Instructions for the task:
Gather every line of the entries that includes the word "source".

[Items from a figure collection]
=======

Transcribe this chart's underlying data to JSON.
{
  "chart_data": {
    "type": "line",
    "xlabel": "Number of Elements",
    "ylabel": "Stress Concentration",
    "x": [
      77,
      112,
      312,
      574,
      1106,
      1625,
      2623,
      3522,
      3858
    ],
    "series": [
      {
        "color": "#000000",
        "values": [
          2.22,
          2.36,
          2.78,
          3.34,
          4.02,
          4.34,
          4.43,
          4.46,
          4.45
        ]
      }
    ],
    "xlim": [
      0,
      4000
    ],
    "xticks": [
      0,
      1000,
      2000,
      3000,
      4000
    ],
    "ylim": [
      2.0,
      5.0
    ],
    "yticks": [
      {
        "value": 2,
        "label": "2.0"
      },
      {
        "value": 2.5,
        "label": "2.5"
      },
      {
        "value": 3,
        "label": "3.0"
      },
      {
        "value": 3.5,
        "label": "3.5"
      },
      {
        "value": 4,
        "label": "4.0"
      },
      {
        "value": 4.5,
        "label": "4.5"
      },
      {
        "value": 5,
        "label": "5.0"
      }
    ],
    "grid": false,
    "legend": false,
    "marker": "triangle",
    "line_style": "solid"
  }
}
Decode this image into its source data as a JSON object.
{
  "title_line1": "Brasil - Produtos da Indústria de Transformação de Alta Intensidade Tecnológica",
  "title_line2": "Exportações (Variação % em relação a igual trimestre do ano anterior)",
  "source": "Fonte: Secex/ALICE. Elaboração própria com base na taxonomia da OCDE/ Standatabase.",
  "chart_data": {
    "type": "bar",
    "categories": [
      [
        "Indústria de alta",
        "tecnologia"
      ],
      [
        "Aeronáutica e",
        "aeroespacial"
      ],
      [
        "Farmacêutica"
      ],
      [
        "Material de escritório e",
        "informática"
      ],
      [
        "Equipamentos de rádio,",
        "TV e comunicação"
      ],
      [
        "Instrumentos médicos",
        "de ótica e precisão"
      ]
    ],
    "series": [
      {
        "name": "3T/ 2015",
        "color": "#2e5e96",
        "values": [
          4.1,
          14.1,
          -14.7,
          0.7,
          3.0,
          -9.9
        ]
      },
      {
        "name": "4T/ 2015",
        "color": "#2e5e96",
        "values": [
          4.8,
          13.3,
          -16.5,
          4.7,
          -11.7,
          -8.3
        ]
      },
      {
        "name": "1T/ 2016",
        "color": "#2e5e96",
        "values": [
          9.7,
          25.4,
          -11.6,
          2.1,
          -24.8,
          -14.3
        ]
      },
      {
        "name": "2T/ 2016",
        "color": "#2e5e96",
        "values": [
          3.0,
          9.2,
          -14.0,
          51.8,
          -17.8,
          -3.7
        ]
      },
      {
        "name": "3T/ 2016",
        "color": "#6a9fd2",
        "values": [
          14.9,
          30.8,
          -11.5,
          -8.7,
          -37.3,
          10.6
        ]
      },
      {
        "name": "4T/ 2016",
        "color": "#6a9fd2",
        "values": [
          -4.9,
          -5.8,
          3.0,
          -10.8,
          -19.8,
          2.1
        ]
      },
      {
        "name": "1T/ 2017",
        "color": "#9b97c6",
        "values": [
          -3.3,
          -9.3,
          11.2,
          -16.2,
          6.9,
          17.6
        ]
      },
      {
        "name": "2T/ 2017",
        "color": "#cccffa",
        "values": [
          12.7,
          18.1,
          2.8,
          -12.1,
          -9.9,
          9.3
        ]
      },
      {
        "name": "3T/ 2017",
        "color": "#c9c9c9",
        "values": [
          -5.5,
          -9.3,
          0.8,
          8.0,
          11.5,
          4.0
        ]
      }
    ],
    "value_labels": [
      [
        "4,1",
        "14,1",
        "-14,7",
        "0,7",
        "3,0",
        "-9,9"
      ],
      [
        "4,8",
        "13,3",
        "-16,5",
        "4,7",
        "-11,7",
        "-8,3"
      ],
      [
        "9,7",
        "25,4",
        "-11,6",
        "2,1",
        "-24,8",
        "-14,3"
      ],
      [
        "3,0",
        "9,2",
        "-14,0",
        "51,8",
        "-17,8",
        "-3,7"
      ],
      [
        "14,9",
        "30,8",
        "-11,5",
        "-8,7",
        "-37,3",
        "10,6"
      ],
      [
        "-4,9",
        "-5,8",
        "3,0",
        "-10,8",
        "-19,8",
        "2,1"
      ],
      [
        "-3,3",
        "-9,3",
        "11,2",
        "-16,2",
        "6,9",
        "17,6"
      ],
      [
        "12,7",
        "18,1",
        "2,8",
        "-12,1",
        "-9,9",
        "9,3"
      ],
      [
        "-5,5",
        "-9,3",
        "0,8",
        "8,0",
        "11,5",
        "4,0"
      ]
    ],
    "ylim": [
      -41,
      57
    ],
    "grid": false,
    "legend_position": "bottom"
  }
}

=======

Full answer:
Decode this image into its source data as a JSON object.
  "source": "Fonte: Secex/ALICE. Elaboração própria com base na taxonomia da OCDE/ Standatabase.",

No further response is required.